From the records, pick out and copy each line containing "page".
-- start --
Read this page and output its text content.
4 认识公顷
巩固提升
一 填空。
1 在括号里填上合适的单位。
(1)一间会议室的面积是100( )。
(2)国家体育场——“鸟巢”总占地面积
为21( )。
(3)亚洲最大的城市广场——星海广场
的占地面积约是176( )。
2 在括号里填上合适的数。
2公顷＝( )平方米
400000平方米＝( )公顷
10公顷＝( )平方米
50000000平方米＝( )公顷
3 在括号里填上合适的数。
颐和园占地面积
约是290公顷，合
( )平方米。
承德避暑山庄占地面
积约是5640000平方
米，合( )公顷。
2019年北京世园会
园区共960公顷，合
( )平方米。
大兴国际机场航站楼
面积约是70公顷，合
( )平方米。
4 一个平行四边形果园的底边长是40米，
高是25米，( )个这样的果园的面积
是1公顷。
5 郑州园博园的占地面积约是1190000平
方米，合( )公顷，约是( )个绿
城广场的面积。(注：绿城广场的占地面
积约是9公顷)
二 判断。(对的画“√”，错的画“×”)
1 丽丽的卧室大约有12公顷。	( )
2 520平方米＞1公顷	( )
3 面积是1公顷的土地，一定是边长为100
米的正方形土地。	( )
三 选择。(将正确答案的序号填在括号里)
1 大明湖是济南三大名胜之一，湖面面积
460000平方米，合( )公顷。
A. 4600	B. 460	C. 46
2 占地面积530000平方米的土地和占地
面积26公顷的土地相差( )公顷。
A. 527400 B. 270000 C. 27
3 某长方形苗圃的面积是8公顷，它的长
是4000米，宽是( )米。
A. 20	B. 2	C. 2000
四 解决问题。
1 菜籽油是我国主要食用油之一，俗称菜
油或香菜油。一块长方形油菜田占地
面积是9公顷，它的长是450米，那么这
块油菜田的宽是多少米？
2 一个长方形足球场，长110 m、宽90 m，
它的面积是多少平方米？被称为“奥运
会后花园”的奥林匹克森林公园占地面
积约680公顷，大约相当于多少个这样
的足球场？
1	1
-- end --
-- start --
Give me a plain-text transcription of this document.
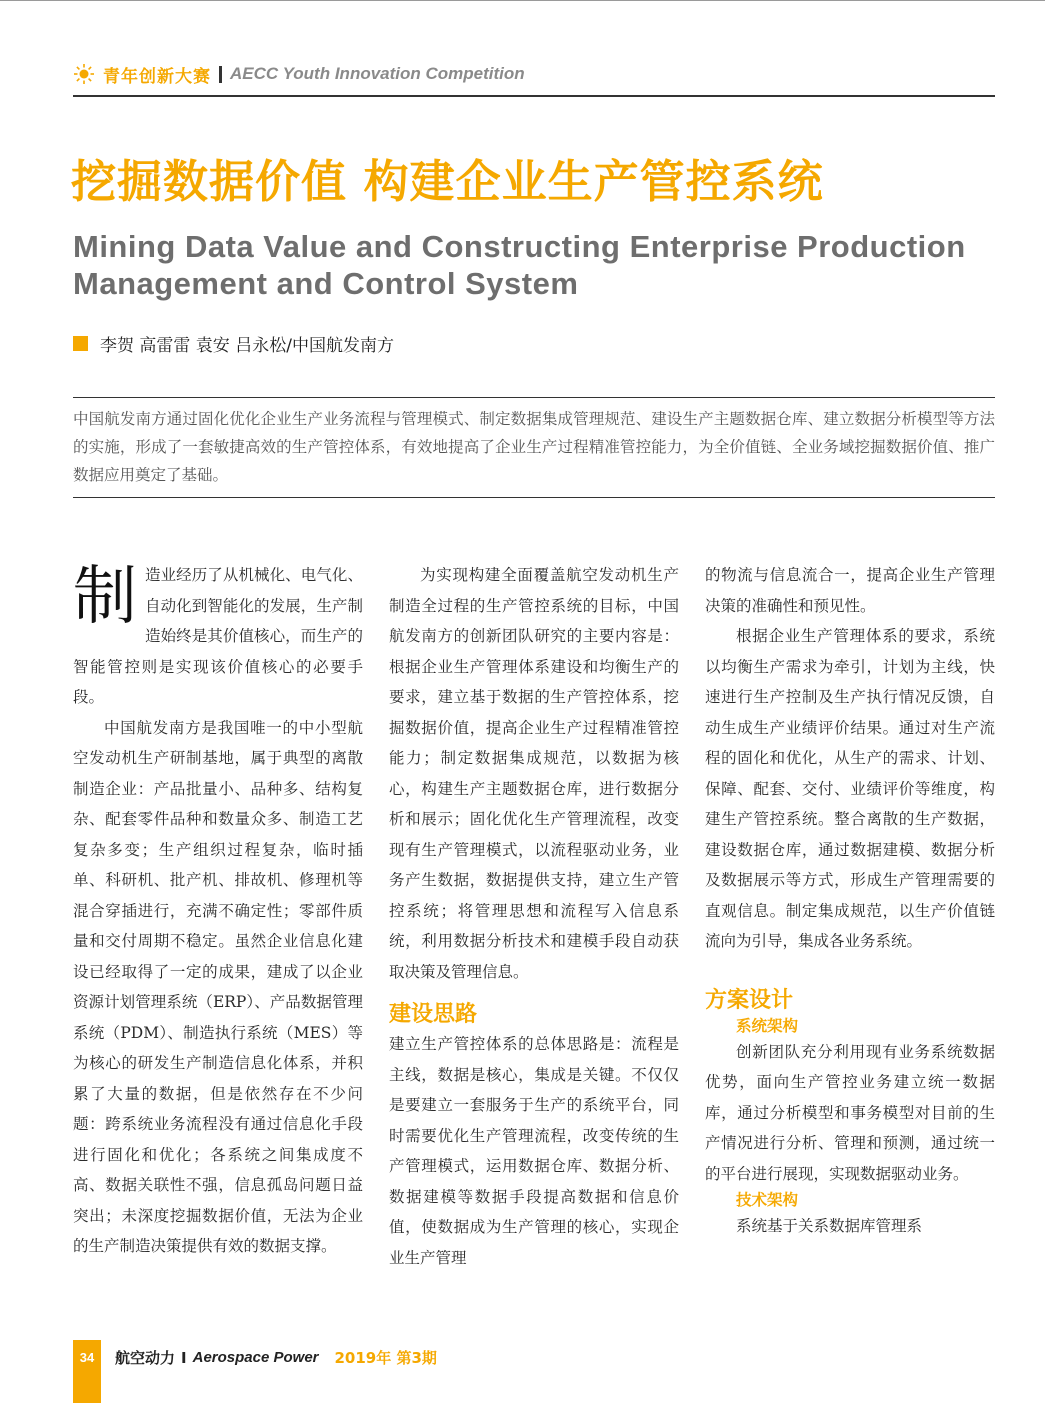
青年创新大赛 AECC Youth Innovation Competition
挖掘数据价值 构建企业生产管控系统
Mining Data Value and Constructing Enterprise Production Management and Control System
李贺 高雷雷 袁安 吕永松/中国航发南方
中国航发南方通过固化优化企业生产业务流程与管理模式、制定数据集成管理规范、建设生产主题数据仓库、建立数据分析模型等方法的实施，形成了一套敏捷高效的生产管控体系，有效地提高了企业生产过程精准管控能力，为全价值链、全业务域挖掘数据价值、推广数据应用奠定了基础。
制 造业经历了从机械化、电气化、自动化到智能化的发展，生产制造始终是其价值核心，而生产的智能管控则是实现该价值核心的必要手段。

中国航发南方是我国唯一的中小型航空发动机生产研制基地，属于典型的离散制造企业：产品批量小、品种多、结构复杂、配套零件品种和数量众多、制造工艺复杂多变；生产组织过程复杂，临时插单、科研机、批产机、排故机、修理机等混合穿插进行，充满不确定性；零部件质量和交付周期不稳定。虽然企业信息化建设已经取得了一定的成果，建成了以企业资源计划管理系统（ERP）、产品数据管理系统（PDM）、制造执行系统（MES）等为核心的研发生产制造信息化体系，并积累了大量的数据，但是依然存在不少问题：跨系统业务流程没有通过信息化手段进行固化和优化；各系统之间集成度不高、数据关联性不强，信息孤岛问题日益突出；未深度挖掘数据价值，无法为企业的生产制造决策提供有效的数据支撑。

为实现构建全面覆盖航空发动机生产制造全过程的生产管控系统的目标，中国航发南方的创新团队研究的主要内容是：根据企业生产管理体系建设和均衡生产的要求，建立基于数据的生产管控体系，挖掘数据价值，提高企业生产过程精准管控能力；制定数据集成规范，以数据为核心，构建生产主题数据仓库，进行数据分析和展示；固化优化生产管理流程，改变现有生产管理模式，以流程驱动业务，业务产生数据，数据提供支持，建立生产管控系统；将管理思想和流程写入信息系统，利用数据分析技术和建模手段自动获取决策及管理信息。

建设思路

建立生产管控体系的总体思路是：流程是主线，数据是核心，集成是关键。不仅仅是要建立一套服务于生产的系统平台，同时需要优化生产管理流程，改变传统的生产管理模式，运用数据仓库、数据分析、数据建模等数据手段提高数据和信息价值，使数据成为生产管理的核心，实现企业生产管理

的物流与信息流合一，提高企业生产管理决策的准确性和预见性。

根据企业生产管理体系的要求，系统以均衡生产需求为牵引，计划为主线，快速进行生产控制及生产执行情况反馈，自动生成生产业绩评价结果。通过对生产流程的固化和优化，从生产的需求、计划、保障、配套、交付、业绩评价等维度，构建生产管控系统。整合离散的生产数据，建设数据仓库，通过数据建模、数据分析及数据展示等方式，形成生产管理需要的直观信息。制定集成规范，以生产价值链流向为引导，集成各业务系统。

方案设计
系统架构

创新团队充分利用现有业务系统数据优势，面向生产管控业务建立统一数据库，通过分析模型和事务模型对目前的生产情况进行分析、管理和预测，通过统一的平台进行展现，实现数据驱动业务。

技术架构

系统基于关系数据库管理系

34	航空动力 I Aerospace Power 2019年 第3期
-- end --
-- start --
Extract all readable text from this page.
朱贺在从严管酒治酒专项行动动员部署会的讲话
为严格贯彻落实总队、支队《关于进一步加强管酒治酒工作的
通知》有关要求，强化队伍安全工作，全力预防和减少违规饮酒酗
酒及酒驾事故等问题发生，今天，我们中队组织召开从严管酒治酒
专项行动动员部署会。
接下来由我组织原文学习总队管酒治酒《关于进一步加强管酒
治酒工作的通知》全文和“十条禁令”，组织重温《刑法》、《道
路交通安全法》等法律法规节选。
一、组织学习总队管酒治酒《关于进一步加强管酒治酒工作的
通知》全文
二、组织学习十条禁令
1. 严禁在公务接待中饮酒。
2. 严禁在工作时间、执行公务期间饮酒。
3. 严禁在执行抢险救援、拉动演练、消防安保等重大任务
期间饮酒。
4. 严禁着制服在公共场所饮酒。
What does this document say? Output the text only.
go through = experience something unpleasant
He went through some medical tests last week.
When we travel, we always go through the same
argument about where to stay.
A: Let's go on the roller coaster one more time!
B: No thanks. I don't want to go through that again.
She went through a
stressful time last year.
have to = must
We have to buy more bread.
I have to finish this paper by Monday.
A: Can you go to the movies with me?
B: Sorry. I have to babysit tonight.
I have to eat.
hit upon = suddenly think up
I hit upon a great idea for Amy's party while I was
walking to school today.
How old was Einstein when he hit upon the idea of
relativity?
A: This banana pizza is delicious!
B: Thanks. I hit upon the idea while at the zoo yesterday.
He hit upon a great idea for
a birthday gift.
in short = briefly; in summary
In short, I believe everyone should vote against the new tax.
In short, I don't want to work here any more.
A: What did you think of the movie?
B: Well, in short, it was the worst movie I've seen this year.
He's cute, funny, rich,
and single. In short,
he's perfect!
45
-- end --
* [Task result]
Read this page and output its text content.
Extract all readable text from this page.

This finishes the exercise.